## WRITTEN REQUEST
Please give the entries again in full and exactly, without any picture.

Recorded data:

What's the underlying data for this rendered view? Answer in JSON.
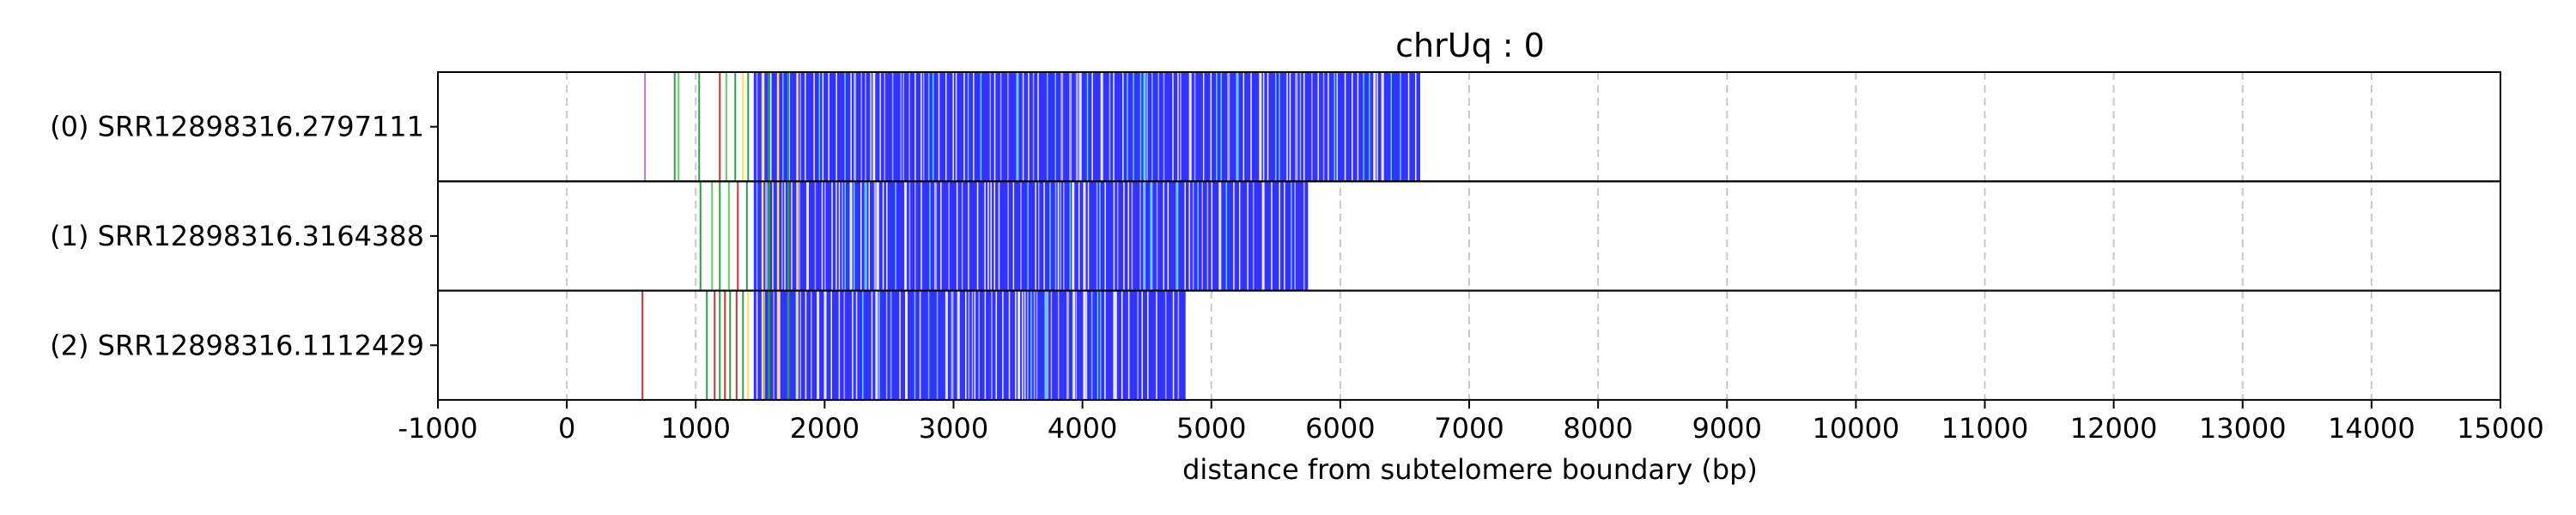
{
  "chart_data": {
    "type": "bar",
    "title": "chrUq : 0",
    "xlabel": "distance from subtelomere boundary (bp)",
    "ylabel": "",
    "xlim": [
      -1000,
      15000
    ],
    "xticks": [
      -1000,
      0,
      1000,
      2000,
      3000,
      4000,
      5000,
      6000,
      7000,
      8000,
      9000,
      10000,
      11000,
      12000,
      13000,
      14000,
      15000
    ],
    "grid": "vertical dashed",
    "colors": {
      "main": "#3333ff",
      "accent_white": "#ffffff",
      "accent_lavender": "#b8b8ee",
      "accent_cyan": "#66e0f0",
      "accent_yellow": "#ffe14d",
      "accent_green": "#2e9e4a",
      "accent_violet": "#c070d8",
      "accent_red": "#cc3333"
    },
    "reads": [
      {
        "label": "(0) SRR12898316.2797111",
        "dense_start": 1450,
        "end": 6620,
        "sparse_marks": [
          {
            "x": 600,
            "color": "#c070d8"
          },
          {
            "x": 830,
            "color": "#2e9e4a"
          },
          {
            "x": 860,
            "color": "#66cc66"
          },
          {
            "x": 1020,
            "color": "#2e9e4a"
          },
          {
            "x": 1180,
            "color": "#cc3333"
          },
          {
            "x": 1230,
            "color": "#66cc66"
          },
          {
            "x": 1300,
            "color": "#2e9e4a"
          },
          {
            "x": 1360,
            "color": "#ffe14d"
          },
          {
            "x": 1400,
            "color": "#2e9e4a"
          }
        ]
      },
      {
        "label": "(1) SRR12898316.3164388",
        "dense_start": 1450,
        "end": 5750,
        "sparse_marks": [
          {
            "x": 1030,
            "color": "#2e9e4a"
          },
          {
            "x": 1120,
            "color": "#66cc66"
          },
          {
            "x": 1180,
            "color": "#2e9e4a"
          },
          {
            "x": 1250,
            "color": "#66cc66"
          },
          {
            "x": 1320,
            "color": "#cc3333"
          },
          {
            "x": 1390,
            "color": "#2e9e4a"
          }
        ]
      },
      {
        "label": "(2) SRR12898316.1112429",
        "dense_start": 1450,
        "end": 4800,
        "sparse_marks": [
          {
            "x": 580,
            "color": "#cc3333"
          },
          {
            "x": 1080,
            "color": "#2e9e4a"
          },
          {
            "x": 1140,
            "color": "#cc3333"
          },
          {
            "x": 1180,
            "color": "#2e9e4a"
          },
          {
            "x": 1220,
            "color": "#cc3333"
          },
          {
            "x": 1260,
            "color": "#2e9e4a"
          },
          {
            "x": 1310,
            "color": "#cc3333"
          },
          {
            "x": 1360,
            "color": "#2e9e4a"
          },
          {
            "x": 1400,
            "color": "#ffe14d"
          }
        ]
      }
    ]
  }
}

## RESULT FOR THIS EXERCISE
What's the underlying data for this rendered view? Answer in JSON.
{
  "chart_data": {
    "type": "bar",
    "title": "chrUq : 0",
    "xlabel": "distance from subtelomere boundary (bp)",
    "ylabel": "",
    "xlim": [
      -1000,
      15000
    ],
    "xticks": [
      -1000,
      0,
      1000,
      2000,
      3000,
      4000,
      5000,
      6000,
      7000,
      8000,
      9000,
      10000,
      11000,
      12000,
      13000,
      14000,
      15000
    ],
    "grid": "vertical dashed",
    "colors": {
      "main": "#3333ff",
      "accent_white": "#ffffff",
      "accent_lavender": "#b8b8ee",
      "accent_cyan": "#66e0f0",
      "accent_yellow": "#ffe14d",
      "accent_green": "#2e9e4a",
      "accent_violet": "#c070d8",
      "accent_red": "#cc3333"
    },
    "reads": [
      {
        "label": "(0) SRR12898316.2797111",
        "dense_start": 1450,
        "end": 6620,
        "sparse_marks": [
          {
            "x": 600,
            "color": "#c070d8"
          },
          {
            "x": 830,
            "color": "#2e9e4a"
          },
          {
            "x": 860,
            "color": "#66cc66"
          },
          {
            "x": 1020,
            "color": "#2e9e4a"
          },
          {
            "x": 1180,
            "color": "#cc3333"
          },
          {
            "x": 1230,
            "color": "#66cc66"
          },
          {
            "x": 1300,
            "color": "#2e9e4a"
          },
          {
            "x": 1360,
            "color": "#ffe14d"
          },
          {
            "x": 1400,
            "color": "#2e9e4a"
          }
        ]
      },
      {
        "label": "(1) SRR12898316.3164388",
        "dense_start": 1450,
        "end": 5750,
        "sparse_marks": [
          {
            "x": 1030,
            "color": "#2e9e4a"
          },
          {
            "x": 1120,
            "color": "#66cc66"
          },
          {
            "x": 1180,
            "color": "#2e9e4a"
          },
          {
            "x": 1250,
            "color": "#66cc66"
          },
          {
            "x": 1320,
            "color": "#cc3333"
          },
          {
            "x": 1390,
            "color": "#2e9e4a"
          }
        ]
      },
      {
        "label": "(2) SRR12898316.1112429",
        "dense_start": 1450,
        "end": 4800,
        "sparse_marks": [
          {
            "x": 580,
            "color": "#cc3333"
          },
          {
            "x": 1080,
            "color": "#2e9e4a"
          },
          {
            "x": 1140,
            "color": "#cc3333"
          },
          {
            "x": 1180,
            "color": "#2e9e4a"
          },
          {
            "x": 1220,
            "color": "#cc3333"
          },
          {
            "x": 1260,
            "color": "#2e9e4a"
          },
          {
            "x": 1310,
            "color": "#cc3333"
          },
          {
            "x": 1360,
            "color": "#2e9e4a"
          },
          {
            "x": 1400,
            "color": "#ffe14d"
          }
        ]
      }
    ]
  }
}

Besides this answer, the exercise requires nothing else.